Directions for this task » Gather every line of the entries that includes the word "Pressure".
+===+
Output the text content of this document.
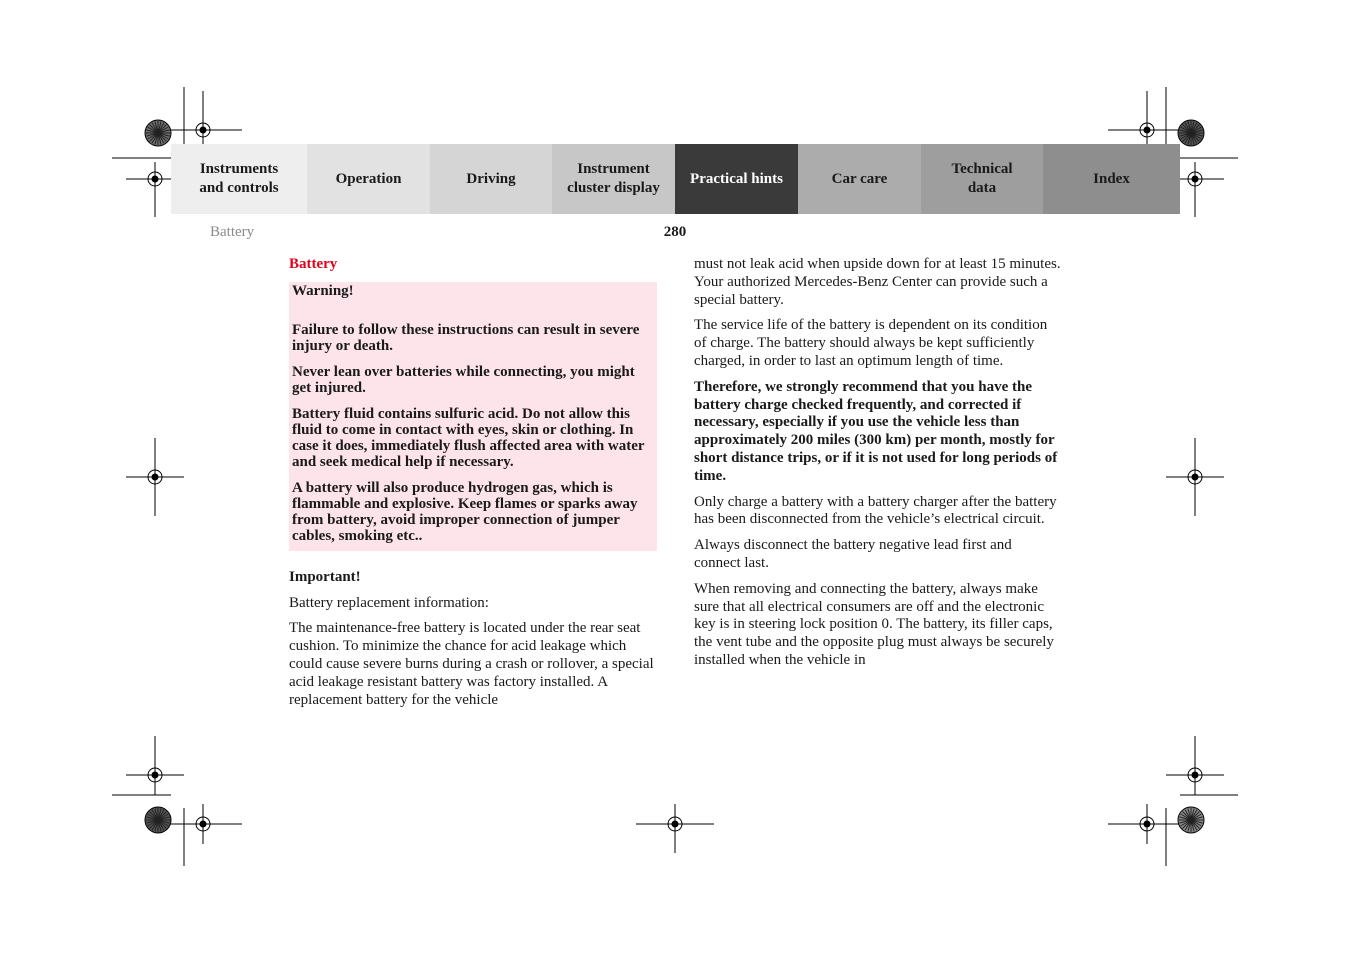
Instruments
and controls
Operation	Driving
Instrument
cluster display
Practical hints	Car care
Technical
data
Index
Battery	280

Battery

Warning!

Failure to follow these instructions can result in severe injury or death.

Never lean over batteries while connecting, you might get injured.

Battery fluid contains sulfuric acid. Do not allow this fluid to come in contact with eyes, skin or clothing. In case it does, immediately flush affected area with water and seek medical help if necessary.

A battery will also produce hydrogen gas, which is flammable and explosive. Keep flames or sparks away from battery, avoid improper connection of jumper cables, smoking etc..

Important!

Battery replacement information:

The maintenance-free battery is located under the rear seat cushion. To minimize the chance for acid leakage which could cause severe burns during a crash or rollover, a special acid leakage resistant battery was factory installed. A replacement battery for the vehicle

must not leak acid when upside down for at least 15 minutes. Your authorized Mercedes-Benz Center can provide such a special battery.

The service life of the battery is dependent on its condition of charge. The battery should always be kept sufficiently charged, in order to last an optimum length of time.

Therefore, we strongly recommend that you have the battery charge checked frequently, and corrected if necessary, especially if you use the vehicle less than approximately 200 miles (300 km) per month, mostly for short distance trips, or if it is not used for long periods of time.

Only charge a battery with a battery charger after the battery has been disconnected from the vehicle’s electrical circuit.

Always disconnect the battery negative lead first and connect last.

When removing and connecting the battery, always make sure that all electrical consumers are off and the electronic key is in steering lock position 0. The battery, its filler caps, the vent tube and the opposite plug must always be securely installed when the vehicle in
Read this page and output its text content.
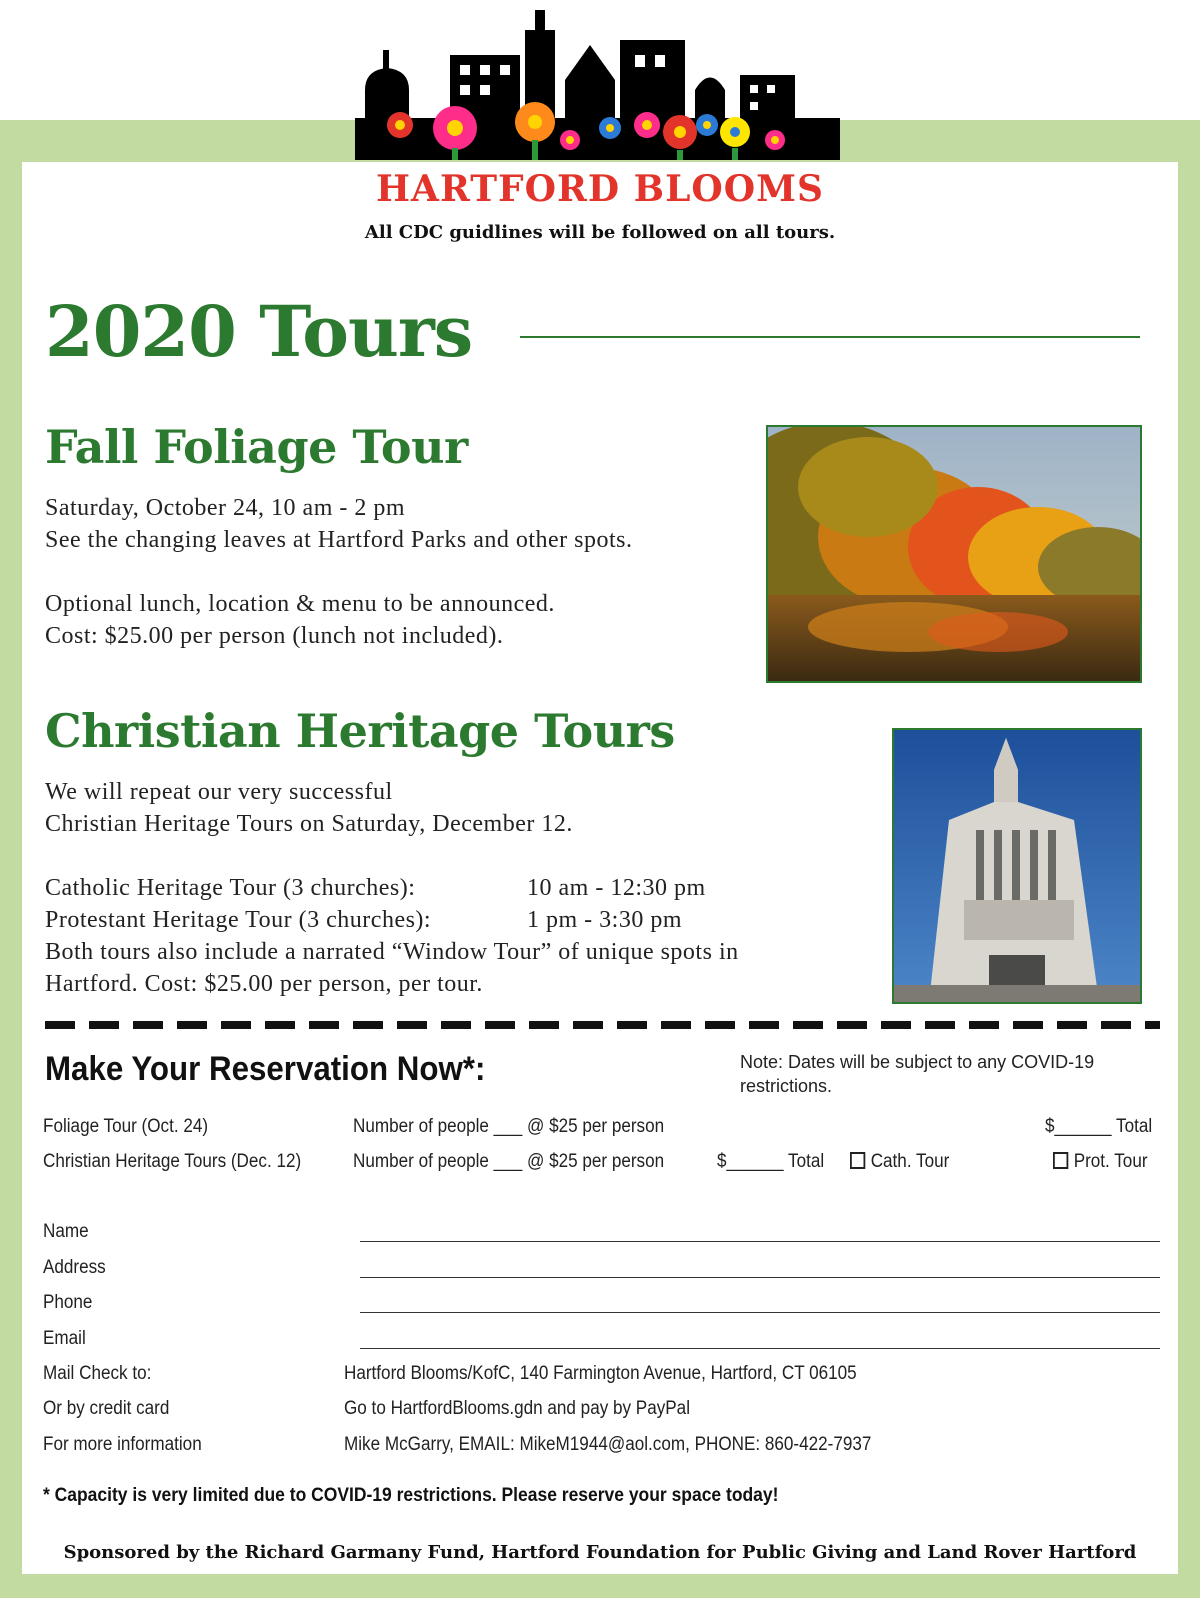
HARTFORD BLOOMS
All CDC guidlines will be followed on all tours.
2020 Tours
Fall Foliage Tour
Saturday, October 24, 10 am - 2 pm
See the changing leaves at Hartford Parks and other spots.
Optional lunch, location & menu to be announced.
Cost: $25.00 per person (lunch not included).
Christian Heritage Tours
We will repeat our very successful
Christian Heritage Tours on Saturday, December 12.
Catholic Heritage Tour (3 churches):	10 am - 12:30 pm
Protestant Heritage Tour (3 churches):	1 pm - 3:30 pm
Both tours also include a narrated “Window Tour” of unique spots in
Hartford. Cost: $25.00 per person, per tour.
Make Your Reservation Now*:	Note: Dates will be subject to any COVID-19 restrictions.
Foliage Tour (Oct. 24)	Number of people ___ @ $25 per person	$______ Total
Christian Heritage Tours (Dec. 12)	Number of people ___ @ $25 per person	$______ Total	Cath. Tour	Prot. Tour
Name
Address
Phone
Email
Mail Check to:	Hartford Blooms/KofC, 140 Farmington Avenue, Hartford, CT 06105
Or by credit card	Go to HartfordBlooms.gdn and pay by PayPal
For more information	Mike McGarry, EMAIL: MikeM1944@aol.com, PHONE: 860-422-7937
* Capacity is very limited due to COVID-19 restrictions. Please reserve your space today!
Sponsored by the Richard Garmany Fund, Hartford Foundation for Public Giving and Land Rover Hartford
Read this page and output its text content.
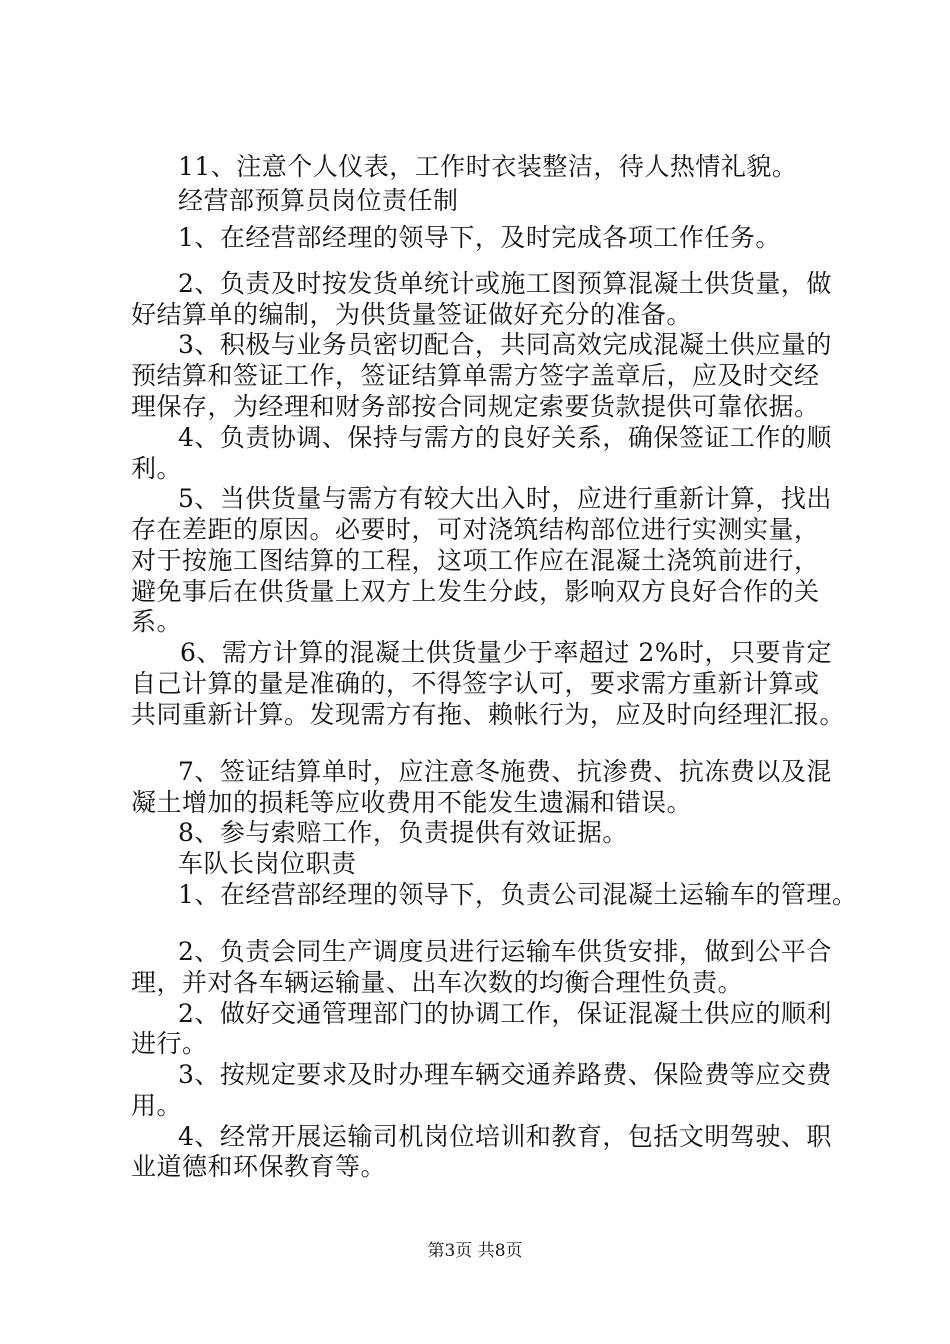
11、注意个人仪表，工作时衣装整洁，待人热情礼貌。
经营部预算员岗位责任制
1、在经营部经理的领导下，及时完成各项工作任务。
2、负责及时按发货单统计或施工图预算混凝土供货量，做
好结算单的编制，为供货量签证做好充分的准备。
3、积极与业务员密切配合，共同高效完成混凝土供应量的
预结算和签证工作，签证结算单需方签字盖章后，应及时交经
理保存，为经理和财务部按合同规定索要货款提供可靠依据。
4、负责协调、保持与需方的良好关系，确保签证工作的顺
利。
5、当供货量与需方有较大出入时，应进行重新计算，找出
存在差距的原因。必要时，可对浇筑结构部位进行实测实量，
对于按施工图结算的工程，这项工作应在混凝土浇筑前进行，
避免事后在供货量上双方上发生分歧，影响双方良好合作的关
系。
6、需方计算的混凝土供货量少于率超过 2%时，只要肯定
自己计算的量是准确的，不得签字认可，要求需方重新计算或
共同重新计算。发现需方有拖、赖帐行为，应及时向经理汇报。
7、签证结算单时，应注意冬施费、抗渗费、抗冻费以及混
凝土增加的损耗等应收费用不能发生遗漏和错误。
8、参与索赔工作，负责提供有效证据。
车队长岗位职责
1、在经营部经理的领导下，负责公司混凝土运输车的管理。
2、负责会同生产调度员进行运输车供货安排，做到公平合
理，并对各车辆运输量、出车次数的均衡合理性负责。
2、做好交通管理部门的协调工作，保证混凝土供应的顺利
进行。
3、按规定要求及时办理车辆交通养路费、保险费等应交费
用。
4、经常开展运输司机岗位培训和教育，包括文明驾驶、职
业道德和环保教育等。
第3页 共8页
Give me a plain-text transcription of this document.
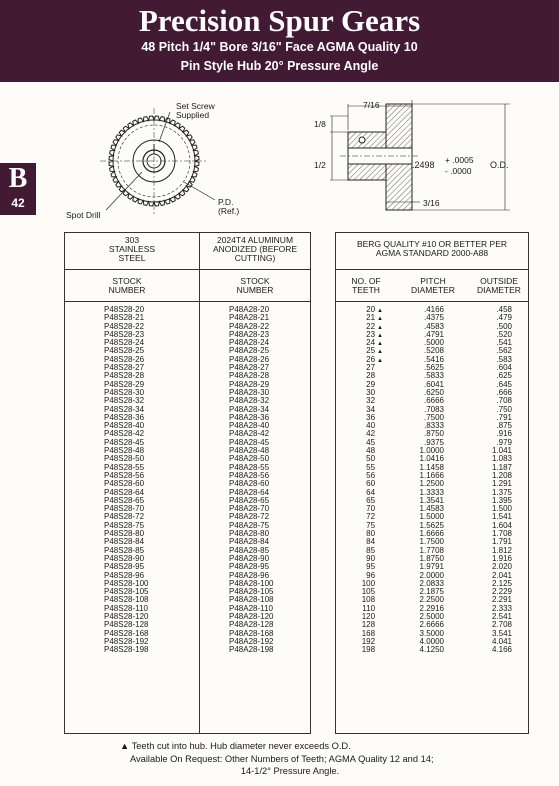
Precision Spur Gears
48 Pitch 1/4" Bore 3/16" Face AGMA Quality 10
Pin Style Hub 20° Pressure Angle
B
42
Set Screw Supplied
Spot Drill
P.D. (Ref.)
7/16
1/8
1/2	.2498 + .0005
- .0000
O.D.
3/16
303 STAINLESS STEEL
2024T4 ALUMINUM ANODIZED (BEFORE CUTTING)
BERG QUALITY #10 OR BETTER PER AGMA STANDARD 2000-A88
STOCK NUMBER
STOCK NUMBER
NO. OF TEETH
PITCH DIAMETER
OUTSIDE DIAMETER
P48S28-20
P48S28-21
P48S28-22
P48S28-23
P48S28-24
P48S28-25
P48S28-26
P48S28-27
P48S28-28
P48S28-29
P48S28-30
P48S28-32
P48S28-34
P48S28-36
P48S28-40
P48S28-42
P48S28-45
P48S28-48
P48S28-50
P48S28-55
P48S28-56
P48S28-60
P48S28-64
P48S28-65
P48S28-70
P48S28-72
P48S28-75
P48S28-80
P48S28-84
P48S28-85
P48S28-90
P48S28-95
P48S28-96
P48S28-100
P48S28-105
P48S28-108
P48S28-110
P48S28-120
P48S28-128
P48S28-168
P48S28-192
P48S28-198
P48A28-20
P48A28-21
P48A28-22
P48A28-23
P48A28-24
P48A28-25
P48A28-26
P48A28-27
P48A28-28
P48A28-29
P48A28-30
P48A28-32
P48A28-34
P48A28-36
P48A28-40
P48A28-42
P48A28-45
P48A28-48
P48A28-50
P48A28-55
P48A28-56
P48A28-60
P48A28-64
P48A28-65
P48A28-70
P48A28-72
P48A28-75
P48A28-80
P48A28-84
P48A28-85
P48A28-90
P48A28-95
P48A28-96
P48A28-100
P48A28-105
P48A28-108
P48A28-110
P48A28-120
P48A28-128
P48A28-168
P48A28-192
P48A28-198
20 ▲
21 ▲
22 ▲
23 ▲
24 ▲
25 ▲
26 ▲
27
28
29
30
32
34
36
40
42
45
48
50
55
56
60
64
65
70
72
75
80
84
85
90
95
96
100
105
108
110
120
128
168
192
198
.4166
.4375
.4583
.4791
.5000
.5208
.5416
.5625
.5833
.6041
.6250
.6666
.7083
.7500
.8333
.8750
.9375
1.0000
1.0416
1.1458
1.1666
1.2500
1.3333
1.3541
1.4583
1.5000
1.5625
1.6666
1.7500
1.7708
1.8750
1.9791
2.0000
2.0833
2.1875
2.2500
2.2916
2.5000
2.6666
3.5000
4.0000
4.1250
.458
.479
.500
.520
.541
.562
.583
.604
.625
.645
.666
.708
.750
.791
.875
.916
.979
1.041
1.083
1.187
1.208
1.291
1.375
1.395
1.500
1.541
1.604
1.708
1.791
1.812
1.916
2.020
2.041
2.125
2.229
2.291
2.333
2.541
2.708
3.541
4.041
4.166
▲ Teeth cut into hub. Hub diameter never exceeds O.D.
Available On Request: Other Numbers of Teeth; AGMA Quality 12 and 14;
14-1/2° Pressure Angle.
+===+
Answer to this problem »
Pin Style Hub 20° Pressure Angle
14-1/2° Pressure Angle.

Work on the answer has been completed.